### EXERCISE GOAL
Examine the material below. Gather every line in which the string "nちょっと待ってね" appears.

### TASK INPUTS
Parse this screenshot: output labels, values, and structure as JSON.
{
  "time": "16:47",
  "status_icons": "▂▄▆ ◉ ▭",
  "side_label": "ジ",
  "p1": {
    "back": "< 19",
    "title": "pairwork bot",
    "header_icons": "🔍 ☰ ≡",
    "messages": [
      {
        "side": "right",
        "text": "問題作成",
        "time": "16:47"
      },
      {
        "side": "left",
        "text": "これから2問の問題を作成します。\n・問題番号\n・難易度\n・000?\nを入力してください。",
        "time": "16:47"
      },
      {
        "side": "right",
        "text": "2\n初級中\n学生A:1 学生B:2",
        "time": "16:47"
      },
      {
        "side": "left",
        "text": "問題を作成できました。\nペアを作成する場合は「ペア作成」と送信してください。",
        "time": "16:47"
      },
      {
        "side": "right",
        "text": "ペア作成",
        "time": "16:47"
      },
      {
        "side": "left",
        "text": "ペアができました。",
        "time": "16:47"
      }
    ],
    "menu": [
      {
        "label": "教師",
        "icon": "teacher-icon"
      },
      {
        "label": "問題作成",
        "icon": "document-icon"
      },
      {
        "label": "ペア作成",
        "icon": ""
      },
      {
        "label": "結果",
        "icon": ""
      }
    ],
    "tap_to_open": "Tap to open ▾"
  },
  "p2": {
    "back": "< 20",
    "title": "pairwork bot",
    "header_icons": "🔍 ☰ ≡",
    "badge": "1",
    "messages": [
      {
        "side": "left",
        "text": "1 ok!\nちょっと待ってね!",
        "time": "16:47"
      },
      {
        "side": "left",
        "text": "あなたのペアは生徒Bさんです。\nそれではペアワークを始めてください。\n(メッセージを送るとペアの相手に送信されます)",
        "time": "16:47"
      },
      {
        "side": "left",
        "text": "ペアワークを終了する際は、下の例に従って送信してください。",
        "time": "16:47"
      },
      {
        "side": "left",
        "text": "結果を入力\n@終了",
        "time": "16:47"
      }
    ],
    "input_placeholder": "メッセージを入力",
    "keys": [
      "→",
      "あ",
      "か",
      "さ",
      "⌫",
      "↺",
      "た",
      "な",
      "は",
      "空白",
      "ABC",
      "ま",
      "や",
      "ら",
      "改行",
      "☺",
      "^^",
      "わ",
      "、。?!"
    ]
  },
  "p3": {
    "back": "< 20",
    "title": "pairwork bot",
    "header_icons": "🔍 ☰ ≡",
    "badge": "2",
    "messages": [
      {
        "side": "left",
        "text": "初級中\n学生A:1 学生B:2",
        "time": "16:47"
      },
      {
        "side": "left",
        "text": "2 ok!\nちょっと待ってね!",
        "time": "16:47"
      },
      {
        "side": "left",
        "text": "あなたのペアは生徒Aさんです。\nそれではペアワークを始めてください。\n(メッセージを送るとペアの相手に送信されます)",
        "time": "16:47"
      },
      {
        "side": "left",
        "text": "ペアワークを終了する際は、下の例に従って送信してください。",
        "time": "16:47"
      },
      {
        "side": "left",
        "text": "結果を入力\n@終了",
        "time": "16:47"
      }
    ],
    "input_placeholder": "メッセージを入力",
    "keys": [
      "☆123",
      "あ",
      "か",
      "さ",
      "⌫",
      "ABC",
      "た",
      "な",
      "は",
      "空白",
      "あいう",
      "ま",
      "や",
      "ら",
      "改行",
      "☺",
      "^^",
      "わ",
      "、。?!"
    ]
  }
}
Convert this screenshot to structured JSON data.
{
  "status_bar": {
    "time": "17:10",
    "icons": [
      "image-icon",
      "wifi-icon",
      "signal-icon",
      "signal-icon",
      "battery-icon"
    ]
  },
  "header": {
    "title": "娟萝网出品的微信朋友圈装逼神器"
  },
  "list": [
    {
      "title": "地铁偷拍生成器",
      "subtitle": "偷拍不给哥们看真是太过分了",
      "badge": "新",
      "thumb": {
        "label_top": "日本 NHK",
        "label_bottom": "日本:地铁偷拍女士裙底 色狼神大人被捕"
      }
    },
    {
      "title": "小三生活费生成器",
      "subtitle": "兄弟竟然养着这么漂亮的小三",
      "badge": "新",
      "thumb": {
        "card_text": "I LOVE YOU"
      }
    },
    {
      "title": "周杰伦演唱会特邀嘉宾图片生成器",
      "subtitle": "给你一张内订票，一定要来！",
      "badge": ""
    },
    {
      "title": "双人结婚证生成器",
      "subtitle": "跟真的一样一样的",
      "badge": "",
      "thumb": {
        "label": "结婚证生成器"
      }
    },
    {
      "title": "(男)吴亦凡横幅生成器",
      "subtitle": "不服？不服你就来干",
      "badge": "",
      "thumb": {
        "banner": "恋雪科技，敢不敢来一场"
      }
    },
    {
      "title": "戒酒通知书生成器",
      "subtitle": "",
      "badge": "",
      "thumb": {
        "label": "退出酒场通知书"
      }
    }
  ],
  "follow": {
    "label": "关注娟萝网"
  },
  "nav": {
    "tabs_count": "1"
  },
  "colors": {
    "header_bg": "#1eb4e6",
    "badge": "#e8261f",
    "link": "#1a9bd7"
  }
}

### SOLUTION TO THIS PROBLEM
        "text": "1 ok!\nちょっと待ってね!",
        "text": "2 ok!\nちょっと待ってね!",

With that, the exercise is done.